[start Given records]
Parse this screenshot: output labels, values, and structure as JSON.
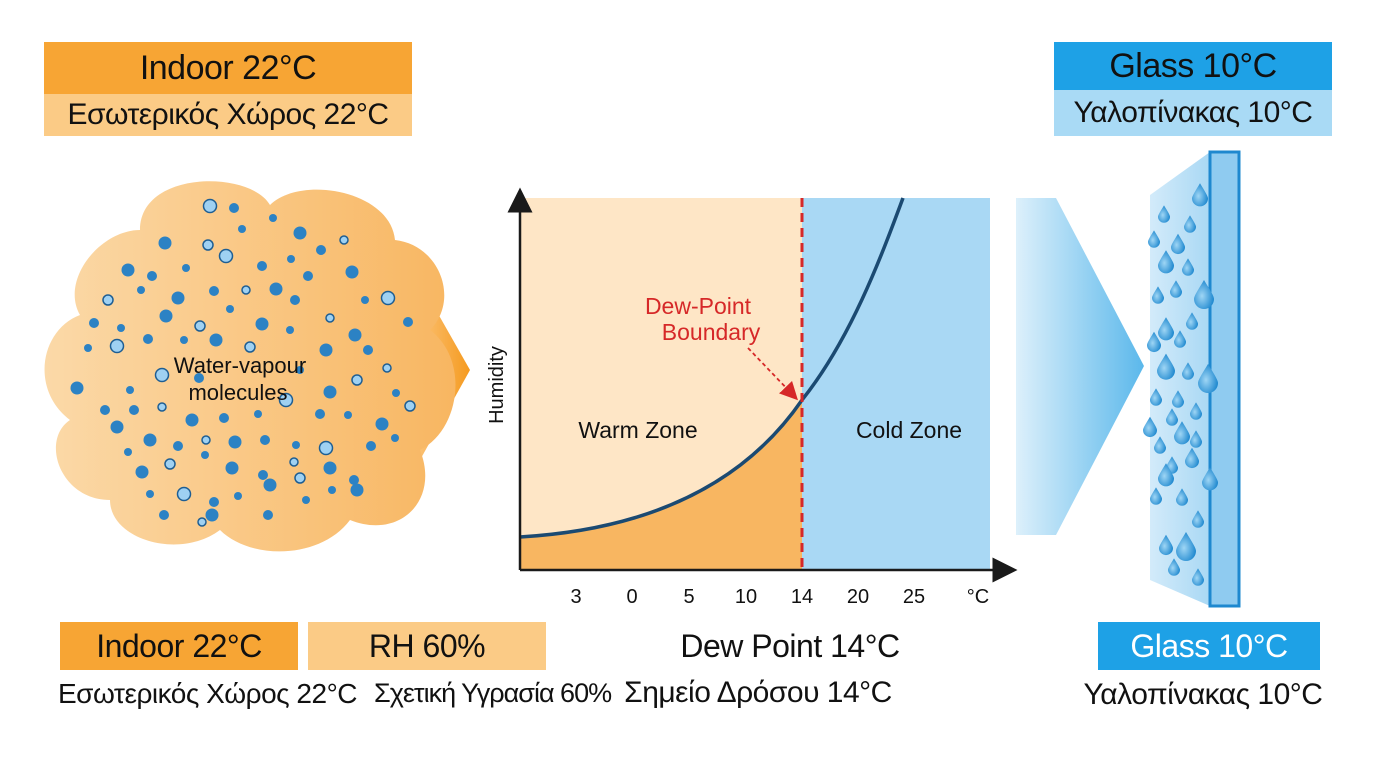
{
  "header": {
    "indoor_en": "Indoor 22°C",
    "indoor_gr": "Εσωτερικός Χώρος 22°C",
    "glass_en": "Glass 10°C",
    "glass_gr": "Υαλοπίνακας 10°C"
  },
  "cloud": {
    "label_line1": "Water-vapour",
    "label_line2": "molecules"
  },
  "chart_data": {
    "type": "line",
    "ylabel": "Humidity",
    "x_ticks": [
      "3",
      "0",
      "5",
      "10",
      "14",
      "20",
      "25",
      "°C"
    ],
    "dew_point_tick": "14",
    "boundary_label_line1": "Dew-Point",
    "boundary_label_line2": "Boundary",
    "warm_zone_label": "Warm Zone",
    "cold_zone_label": "Cold Zone"
  },
  "footer": {
    "indoor_en": "Indoor 22°C",
    "indoor_gr": "Εσωτερικός Χώρος 22°C",
    "rh_en": "RH 60%",
    "rh_gr": "Σχετική Υγρασία 60%",
    "dew_en": "Dew Point 14°C",
    "dew_gr": "Σημείο Δρόσου 14°C",
    "glass_en": "Glass 10°C",
    "glass_gr": "Υαλοπίνακας 10°C"
  },
  "colors": {
    "orange": "#F7A534",
    "light_orange": "#FBCB86",
    "blue": "#1EA1E6",
    "light_blue": "#A9DAF5",
    "dew_red": "#D62828",
    "curve": "#1B4A72"
  }
}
[end Given records]
_Directions for this task_
Reproduce every record word for word. The copy must contain no pictures.

_Finished task_
Parse this screenshot: output labels, values, and structure as JSON.
{
  "header": {
    "indoor_en": "Indoor 22°C",
    "indoor_gr": "Εσωτερικός Χώρος 22°C",
    "glass_en": "Glass 10°C",
    "glass_gr": "Υαλοπίνακας 10°C"
  },
  "cloud": {
    "label_line1": "Water-vapour",
    "label_line2": "molecules"
  },
  "chart_data": {
    "type": "line",
    "ylabel": "Humidity",
    "x_ticks": [
      "3",
      "0",
      "5",
      "10",
      "14",
      "20",
      "25",
      "°C"
    ],
    "dew_point_tick": "14",
    "boundary_label_line1": "Dew-Point",
    "boundary_label_line2": "Boundary",
    "warm_zone_label": "Warm Zone",
    "cold_zone_label": "Cold Zone"
  },
  "footer": {
    "indoor_en": "Indoor 22°C",
    "indoor_gr": "Εσωτερικός Χώρος 22°C",
    "rh_en": "RH 60%",
    "rh_gr": "Σχετική Υγρασία 60%",
    "dew_en": "Dew Point 14°C",
    "dew_gr": "Σημείο Δρόσου 14°C",
    "glass_en": "Glass 10°C",
    "glass_gr": "Υαλοπίνακας 10°C"
  },
  "colors": {
    "orange": "#F7A534",
    "light_orange": "#FBCB86",
    "blue": "#1EA1E6",
    "light_blue": "#A9DAF5",
    "dew_red": "#D62828",
    "curve": "#1B4A72"
  }
}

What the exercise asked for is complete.